• Given data
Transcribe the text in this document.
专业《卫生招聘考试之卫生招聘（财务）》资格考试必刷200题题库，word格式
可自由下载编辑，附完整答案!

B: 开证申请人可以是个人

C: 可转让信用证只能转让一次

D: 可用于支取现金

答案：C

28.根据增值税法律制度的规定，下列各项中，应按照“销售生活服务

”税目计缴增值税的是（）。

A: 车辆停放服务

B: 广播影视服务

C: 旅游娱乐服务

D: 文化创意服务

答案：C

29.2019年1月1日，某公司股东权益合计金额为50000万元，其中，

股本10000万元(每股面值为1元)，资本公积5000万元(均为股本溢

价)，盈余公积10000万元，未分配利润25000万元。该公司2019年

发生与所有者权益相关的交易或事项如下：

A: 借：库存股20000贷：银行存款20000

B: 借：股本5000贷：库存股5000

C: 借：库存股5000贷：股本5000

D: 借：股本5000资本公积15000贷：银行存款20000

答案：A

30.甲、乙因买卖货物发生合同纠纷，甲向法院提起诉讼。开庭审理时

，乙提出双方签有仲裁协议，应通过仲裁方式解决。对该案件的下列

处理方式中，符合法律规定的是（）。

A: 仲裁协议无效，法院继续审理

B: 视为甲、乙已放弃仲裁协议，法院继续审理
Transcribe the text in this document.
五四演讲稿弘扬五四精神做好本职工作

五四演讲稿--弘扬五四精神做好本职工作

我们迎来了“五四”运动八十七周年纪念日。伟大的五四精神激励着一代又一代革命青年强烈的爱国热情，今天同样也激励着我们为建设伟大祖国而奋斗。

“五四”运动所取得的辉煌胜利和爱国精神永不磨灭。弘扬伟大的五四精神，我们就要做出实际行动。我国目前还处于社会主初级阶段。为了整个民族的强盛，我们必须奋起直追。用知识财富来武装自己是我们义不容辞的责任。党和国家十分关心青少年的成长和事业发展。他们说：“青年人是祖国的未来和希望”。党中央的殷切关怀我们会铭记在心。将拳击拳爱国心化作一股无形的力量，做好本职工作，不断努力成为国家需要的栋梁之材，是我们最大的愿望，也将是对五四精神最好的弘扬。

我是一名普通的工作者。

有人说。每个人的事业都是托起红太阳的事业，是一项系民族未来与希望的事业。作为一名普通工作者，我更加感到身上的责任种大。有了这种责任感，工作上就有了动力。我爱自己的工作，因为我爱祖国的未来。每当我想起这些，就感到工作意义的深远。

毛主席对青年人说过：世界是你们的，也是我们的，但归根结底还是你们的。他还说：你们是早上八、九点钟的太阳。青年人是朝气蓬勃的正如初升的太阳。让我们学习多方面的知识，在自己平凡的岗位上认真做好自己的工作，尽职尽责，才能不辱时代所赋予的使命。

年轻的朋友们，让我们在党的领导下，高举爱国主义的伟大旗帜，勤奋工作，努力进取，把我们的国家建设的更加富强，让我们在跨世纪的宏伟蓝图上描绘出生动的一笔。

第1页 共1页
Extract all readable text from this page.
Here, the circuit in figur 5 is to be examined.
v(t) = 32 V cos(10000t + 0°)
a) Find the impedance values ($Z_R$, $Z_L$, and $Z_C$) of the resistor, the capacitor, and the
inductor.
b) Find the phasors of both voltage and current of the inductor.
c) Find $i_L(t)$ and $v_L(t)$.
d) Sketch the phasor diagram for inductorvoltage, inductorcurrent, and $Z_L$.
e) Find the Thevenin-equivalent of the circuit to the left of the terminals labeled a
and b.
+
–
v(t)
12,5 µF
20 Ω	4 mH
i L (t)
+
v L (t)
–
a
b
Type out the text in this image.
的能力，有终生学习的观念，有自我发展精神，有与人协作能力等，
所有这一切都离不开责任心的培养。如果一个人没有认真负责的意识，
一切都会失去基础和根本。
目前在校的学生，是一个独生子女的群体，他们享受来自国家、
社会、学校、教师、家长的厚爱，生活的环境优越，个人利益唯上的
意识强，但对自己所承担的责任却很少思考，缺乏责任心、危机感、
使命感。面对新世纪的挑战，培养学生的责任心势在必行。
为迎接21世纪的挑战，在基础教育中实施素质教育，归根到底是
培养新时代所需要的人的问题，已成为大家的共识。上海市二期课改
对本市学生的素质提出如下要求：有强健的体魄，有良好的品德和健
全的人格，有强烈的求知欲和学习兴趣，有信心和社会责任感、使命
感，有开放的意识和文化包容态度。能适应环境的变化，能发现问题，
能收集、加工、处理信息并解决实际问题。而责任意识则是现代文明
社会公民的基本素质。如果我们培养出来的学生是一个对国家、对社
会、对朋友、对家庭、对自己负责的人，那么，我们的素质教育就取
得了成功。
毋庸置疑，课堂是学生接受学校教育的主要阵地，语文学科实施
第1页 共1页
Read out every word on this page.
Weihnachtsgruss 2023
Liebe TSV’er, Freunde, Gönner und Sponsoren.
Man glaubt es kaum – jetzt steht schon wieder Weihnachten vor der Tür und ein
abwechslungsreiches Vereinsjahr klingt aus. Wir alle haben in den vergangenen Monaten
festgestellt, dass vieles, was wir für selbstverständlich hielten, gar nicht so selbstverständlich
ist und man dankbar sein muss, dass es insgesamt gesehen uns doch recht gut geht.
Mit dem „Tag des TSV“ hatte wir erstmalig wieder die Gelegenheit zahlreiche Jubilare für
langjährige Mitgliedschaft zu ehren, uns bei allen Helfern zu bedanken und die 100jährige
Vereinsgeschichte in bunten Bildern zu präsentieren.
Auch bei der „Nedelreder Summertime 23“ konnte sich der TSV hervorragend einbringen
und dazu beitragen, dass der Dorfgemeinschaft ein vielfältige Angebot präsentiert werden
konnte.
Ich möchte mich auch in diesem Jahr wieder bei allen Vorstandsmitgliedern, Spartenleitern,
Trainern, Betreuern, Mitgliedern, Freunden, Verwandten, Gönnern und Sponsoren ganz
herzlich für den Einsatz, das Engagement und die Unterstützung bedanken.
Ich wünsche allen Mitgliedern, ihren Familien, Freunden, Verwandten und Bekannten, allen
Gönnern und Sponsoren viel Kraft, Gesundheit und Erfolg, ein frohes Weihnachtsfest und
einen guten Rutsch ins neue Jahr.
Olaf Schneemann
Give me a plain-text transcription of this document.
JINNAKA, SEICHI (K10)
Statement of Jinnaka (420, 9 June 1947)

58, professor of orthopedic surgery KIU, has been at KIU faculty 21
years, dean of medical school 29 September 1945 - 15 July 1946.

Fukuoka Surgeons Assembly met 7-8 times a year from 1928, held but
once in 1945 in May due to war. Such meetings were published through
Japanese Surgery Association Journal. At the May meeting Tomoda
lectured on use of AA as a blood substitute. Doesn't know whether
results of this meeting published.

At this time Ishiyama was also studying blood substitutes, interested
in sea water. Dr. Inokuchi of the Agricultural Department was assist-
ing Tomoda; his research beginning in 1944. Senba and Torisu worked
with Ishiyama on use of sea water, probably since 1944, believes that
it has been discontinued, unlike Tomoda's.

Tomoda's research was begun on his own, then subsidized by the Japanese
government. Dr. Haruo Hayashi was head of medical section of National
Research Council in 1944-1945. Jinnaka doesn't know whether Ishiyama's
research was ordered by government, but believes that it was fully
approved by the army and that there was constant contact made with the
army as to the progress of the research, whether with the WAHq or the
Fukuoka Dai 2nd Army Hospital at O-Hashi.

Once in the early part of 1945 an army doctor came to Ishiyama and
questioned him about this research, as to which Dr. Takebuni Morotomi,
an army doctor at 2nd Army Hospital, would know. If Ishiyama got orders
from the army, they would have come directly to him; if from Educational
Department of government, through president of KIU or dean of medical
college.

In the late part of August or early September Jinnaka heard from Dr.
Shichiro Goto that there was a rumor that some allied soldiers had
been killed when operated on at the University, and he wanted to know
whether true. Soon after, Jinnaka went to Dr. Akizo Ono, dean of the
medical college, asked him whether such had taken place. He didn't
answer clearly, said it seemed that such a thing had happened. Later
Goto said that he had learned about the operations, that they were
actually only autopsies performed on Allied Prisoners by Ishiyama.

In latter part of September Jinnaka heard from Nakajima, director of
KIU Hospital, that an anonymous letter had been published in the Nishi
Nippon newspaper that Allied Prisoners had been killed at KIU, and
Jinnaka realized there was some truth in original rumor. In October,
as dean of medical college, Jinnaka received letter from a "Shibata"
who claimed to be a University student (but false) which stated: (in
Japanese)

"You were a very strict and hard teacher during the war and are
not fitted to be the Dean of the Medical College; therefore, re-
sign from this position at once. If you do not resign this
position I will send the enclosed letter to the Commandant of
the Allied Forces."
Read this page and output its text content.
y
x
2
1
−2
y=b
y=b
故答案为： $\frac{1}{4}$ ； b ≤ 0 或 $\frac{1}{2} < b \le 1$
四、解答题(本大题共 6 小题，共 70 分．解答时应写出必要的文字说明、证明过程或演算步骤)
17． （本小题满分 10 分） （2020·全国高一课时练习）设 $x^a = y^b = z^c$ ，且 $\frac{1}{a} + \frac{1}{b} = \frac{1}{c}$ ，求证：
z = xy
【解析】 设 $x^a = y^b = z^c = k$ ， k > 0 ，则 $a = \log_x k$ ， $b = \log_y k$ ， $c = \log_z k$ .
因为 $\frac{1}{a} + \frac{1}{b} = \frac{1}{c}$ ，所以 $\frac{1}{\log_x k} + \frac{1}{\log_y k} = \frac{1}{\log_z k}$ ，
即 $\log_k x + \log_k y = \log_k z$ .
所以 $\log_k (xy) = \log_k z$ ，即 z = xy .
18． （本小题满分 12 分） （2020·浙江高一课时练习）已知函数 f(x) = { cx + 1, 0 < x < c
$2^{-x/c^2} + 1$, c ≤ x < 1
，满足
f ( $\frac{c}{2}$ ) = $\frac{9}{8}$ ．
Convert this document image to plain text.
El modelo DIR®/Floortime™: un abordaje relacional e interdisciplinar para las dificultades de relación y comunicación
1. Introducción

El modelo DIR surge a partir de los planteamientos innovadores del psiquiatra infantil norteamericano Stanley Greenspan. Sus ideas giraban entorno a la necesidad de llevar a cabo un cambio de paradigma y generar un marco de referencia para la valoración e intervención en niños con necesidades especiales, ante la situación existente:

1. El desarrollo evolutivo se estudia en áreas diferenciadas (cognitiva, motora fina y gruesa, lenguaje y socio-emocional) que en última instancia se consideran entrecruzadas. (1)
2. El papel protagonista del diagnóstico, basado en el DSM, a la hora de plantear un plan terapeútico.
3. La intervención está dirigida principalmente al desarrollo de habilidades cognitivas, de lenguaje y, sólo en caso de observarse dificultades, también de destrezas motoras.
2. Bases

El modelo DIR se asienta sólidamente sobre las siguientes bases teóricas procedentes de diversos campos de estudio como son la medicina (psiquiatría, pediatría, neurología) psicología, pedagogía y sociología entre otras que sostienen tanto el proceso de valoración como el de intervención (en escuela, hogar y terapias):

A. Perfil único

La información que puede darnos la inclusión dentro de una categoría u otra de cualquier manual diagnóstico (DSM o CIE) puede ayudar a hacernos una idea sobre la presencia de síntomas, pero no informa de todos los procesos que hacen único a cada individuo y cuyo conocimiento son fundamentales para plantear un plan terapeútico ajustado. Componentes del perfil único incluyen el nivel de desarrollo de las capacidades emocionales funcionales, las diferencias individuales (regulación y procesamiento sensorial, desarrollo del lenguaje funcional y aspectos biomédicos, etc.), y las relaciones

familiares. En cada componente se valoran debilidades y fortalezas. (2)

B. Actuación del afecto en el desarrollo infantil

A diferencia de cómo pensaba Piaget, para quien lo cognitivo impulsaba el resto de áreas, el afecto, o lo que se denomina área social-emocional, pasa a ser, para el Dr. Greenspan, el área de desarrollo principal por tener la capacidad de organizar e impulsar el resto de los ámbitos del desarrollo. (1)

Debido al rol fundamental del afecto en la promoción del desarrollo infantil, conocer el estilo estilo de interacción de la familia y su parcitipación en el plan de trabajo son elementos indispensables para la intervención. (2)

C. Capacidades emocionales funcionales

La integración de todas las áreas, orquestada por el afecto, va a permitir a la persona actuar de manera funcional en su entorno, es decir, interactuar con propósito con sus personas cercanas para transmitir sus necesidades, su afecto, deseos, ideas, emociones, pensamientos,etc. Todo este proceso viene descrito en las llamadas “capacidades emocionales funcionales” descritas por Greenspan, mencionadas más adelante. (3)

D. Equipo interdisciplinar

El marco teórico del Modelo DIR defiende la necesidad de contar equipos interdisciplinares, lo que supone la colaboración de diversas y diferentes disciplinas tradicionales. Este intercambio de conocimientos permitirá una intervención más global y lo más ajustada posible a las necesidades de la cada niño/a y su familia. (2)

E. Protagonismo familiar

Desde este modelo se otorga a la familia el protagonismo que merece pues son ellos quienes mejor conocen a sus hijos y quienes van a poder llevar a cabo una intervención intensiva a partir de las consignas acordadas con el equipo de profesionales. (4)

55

• To do
Search the entries for the word "University", then gather every line that has it.

• Output
been killed when operated on at the University, and he wanted to know
who claimed to be a University student (but false) which stated: (in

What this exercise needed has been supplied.